Records that describe figures.
>> start

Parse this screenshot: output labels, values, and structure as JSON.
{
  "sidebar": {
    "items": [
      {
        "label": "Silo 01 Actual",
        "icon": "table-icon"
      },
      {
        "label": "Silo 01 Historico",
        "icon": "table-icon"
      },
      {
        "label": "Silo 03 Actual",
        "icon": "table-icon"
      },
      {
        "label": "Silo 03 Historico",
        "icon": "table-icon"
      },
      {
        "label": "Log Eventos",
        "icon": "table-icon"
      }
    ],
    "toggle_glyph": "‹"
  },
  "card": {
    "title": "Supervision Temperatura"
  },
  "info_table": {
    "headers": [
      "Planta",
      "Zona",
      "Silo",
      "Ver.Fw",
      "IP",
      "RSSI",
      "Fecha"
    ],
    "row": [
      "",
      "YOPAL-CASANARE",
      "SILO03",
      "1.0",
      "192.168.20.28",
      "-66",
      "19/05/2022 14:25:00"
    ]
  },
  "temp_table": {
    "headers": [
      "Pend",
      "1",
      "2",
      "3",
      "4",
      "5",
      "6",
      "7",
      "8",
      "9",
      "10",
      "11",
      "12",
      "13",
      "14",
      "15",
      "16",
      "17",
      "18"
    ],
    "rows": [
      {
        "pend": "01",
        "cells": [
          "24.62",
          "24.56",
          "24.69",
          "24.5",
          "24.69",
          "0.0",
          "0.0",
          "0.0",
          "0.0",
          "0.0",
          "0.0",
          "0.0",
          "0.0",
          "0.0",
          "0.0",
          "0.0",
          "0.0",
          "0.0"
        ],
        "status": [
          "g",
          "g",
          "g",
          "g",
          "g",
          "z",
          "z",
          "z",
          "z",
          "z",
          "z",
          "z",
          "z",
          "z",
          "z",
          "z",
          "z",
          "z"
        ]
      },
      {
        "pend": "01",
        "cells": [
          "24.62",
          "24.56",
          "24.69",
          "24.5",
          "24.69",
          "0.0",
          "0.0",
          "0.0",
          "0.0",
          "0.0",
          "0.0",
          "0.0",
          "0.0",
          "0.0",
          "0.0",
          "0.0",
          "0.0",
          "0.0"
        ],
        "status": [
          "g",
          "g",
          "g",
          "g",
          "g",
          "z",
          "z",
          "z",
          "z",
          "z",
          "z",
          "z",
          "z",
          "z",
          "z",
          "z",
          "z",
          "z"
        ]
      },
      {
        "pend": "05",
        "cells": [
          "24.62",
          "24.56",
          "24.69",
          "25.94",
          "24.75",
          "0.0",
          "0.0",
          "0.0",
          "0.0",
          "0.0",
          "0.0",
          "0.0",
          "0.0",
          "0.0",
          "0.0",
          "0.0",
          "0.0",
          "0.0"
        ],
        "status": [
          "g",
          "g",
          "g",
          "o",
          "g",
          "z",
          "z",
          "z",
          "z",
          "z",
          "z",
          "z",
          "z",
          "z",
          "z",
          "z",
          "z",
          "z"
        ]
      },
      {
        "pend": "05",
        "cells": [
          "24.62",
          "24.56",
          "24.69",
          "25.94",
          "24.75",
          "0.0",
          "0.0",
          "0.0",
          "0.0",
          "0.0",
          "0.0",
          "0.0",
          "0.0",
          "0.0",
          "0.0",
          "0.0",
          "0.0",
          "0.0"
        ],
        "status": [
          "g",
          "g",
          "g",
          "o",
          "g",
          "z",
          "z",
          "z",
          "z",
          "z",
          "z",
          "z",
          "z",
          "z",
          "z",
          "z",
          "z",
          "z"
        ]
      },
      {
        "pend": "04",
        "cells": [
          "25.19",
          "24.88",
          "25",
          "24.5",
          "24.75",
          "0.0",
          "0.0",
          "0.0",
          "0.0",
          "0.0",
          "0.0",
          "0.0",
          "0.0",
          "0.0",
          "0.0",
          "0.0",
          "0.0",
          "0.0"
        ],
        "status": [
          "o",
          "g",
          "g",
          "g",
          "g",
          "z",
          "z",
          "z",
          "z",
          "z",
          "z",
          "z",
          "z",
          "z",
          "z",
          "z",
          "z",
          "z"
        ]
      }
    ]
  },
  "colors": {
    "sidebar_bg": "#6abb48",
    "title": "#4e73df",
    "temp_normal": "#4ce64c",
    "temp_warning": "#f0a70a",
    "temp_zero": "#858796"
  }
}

>> end

Every line above should be written out again exactly as it stands.

Task output.
Parse this screenshot: output labels, values, and structure as JSON.
{
  "sidebar": {
    "items": [
      {
        "label": "Silo 01 Actual",
        "icon": "table-icon"
      },
      {
        "label": "Silo 01 Historico",
        "icon": "table-icon"
      },
      {
        "label": "Silo 03 Actual",
        "icon": "table-icon"
      },
      {
        "label": "Silo 03 Historico",
        "icon": "table-icon"
      },
      {
        "label": "Log Eventos",
        "icon": "table-icon"
      }
    ],
    "toggle_glyph": "‹"
  },
  "card": {
    "title": "Supervision Temperatura"
  },
  "info_table": {
    "headers": [
      "Planta",
      "Zona",
      "Silo",
      "Ver.Fw",
      "IP",
      "RSSI",
      "Fecha"
    ],
    "row": [
      "",
      "YOPAL-CASANARE",
      "SILO03",
      "1.0",
      "192.168.20.28",
      "-66",
      "19/05/2022 14:25:00"
    ]
  },
  "temp_table": {
    "headers": [
      "Pend",
      "1",
      "2",
      "3",
      "4",
      "5",
      "6",
      "7",
      "8",
      "9",
      "10",
      "11",
      "12",
      "13",
      "14",
      "15",
      "16",
      "17",
      "18"
    ],
    "rows": [
      {
        "pend": "01",
        "cells": [
          "24.62",
          "24.56",
          "24.69",
          "24.5",
          "24.69",
          "0.0",
          "0.0",
          "0.0",
          "0.0",
          "0.0",
          "0.0",
          "0.0",
          "0.0",
          "0.0",
          "0.0",
          "0.0",
          "0.0",
          "0.0"
        ],
        "status": [
          "g",
          "g",
          "g",
          "g",
          "g",
          "z",
          "z",
          "z",
          "z",
          "z",
          "z",
          "z",
          "z",
          "z",
          "z",
          "z",
          "z",
          "z"
        ]
      },
      {
        "pend": "01",
        "cells": [
          "24.62",
          "24.56",
          "24.69",
          "24.5",
          "24.69",
          "0.0",
          "0.0",
          "0.0",
          "0.0",
          "0.0",
          "0.0",
          "0.0",
          "0.0",
          "0.0",
          "0.0",
          "0.0",
          "0.0",
          "0.0"
        ],
        "status": [
          "g",
          "g",
          "g",
          "g",
          "g",
          "z",
          "z",
          "z",
          "z",
          "z",
          "z",
          "z",
          "z",
          "z",
          "z",
          "z",
          "z",
          "z"
        ]
      },
      {
        "pend": "05",
        "cells": [
          "24.62",
          "24.56",
          "24.69",
          "25.94",
          "24.75",
          "0.0",
          "0.0",
          "0.0",
          "0.0",
          "0.0",
          "0.0",
          "0.0",
          "0.0",
          "0.0",
          "0.0",
          "0.0",
          "0.0",
          "0.0"
        ],
        "status": [
          "g",
          "g",
          "g",
          "o",
          "g",
          "z",
          "z",
          "z",
          "z",
          "z",
          "z",
          "z",
          "z",
          "z",
          "z",
          "z",
          "z",
          "z"
        ]
      },
      {
        "pend": "05",
        "cells": [
          "24.62",
          "24.56",
          "24.69",
          "25.94",
          "24.75",
          "0.0",
          "0.0",
          "0.0",
          "0.0",
          "0.0",
          "0.0",
          "0.0",
          "0.0",
          "0.0",
          "0.0",
          "0.0",
          "0.0",
          "0.0"
        ],
        "status": [
          "g",
          "g",
          "g",
          "o",
          "g",
          "z",
          "z",
          "z",
          "z",
          "z",
          "z",
          "z",
          "z",
          "z",
          "z",
          "z",
          "z",
          "z"
        ]
      },
      {
        "pend": "04",
        "cells": [
          "25.19",
          "24.88",
          "25",
          "24.5",
          "24.75",
          "0.0",
          "0.0",
          "0.0",
          "0.0",
          "0.0",
          "0.0",
          "0.0",
          "0.0",
          "0.0",
          "0.0",
          "0.0",
          "0.0",
          "0.0"
        ],
        "status": [
          "o",
          "g",
          "g",
          "g",
          "g",
          "z",
          "z",
          "z",
          "z",
          "z",
          "z",
          "z",
          "z",
          "z",
          "z",
          "z",
          "z",
          "z"
        ]
      }
    ]
  },
  "colors": {
    "sidebar_bg": "#6abb48",
    "title": "#4e73df",
    "temp_normal": "#4ce64c",
    "temp_warning": "#f0a70a",
    "temp_zero": "#858796"
  }
}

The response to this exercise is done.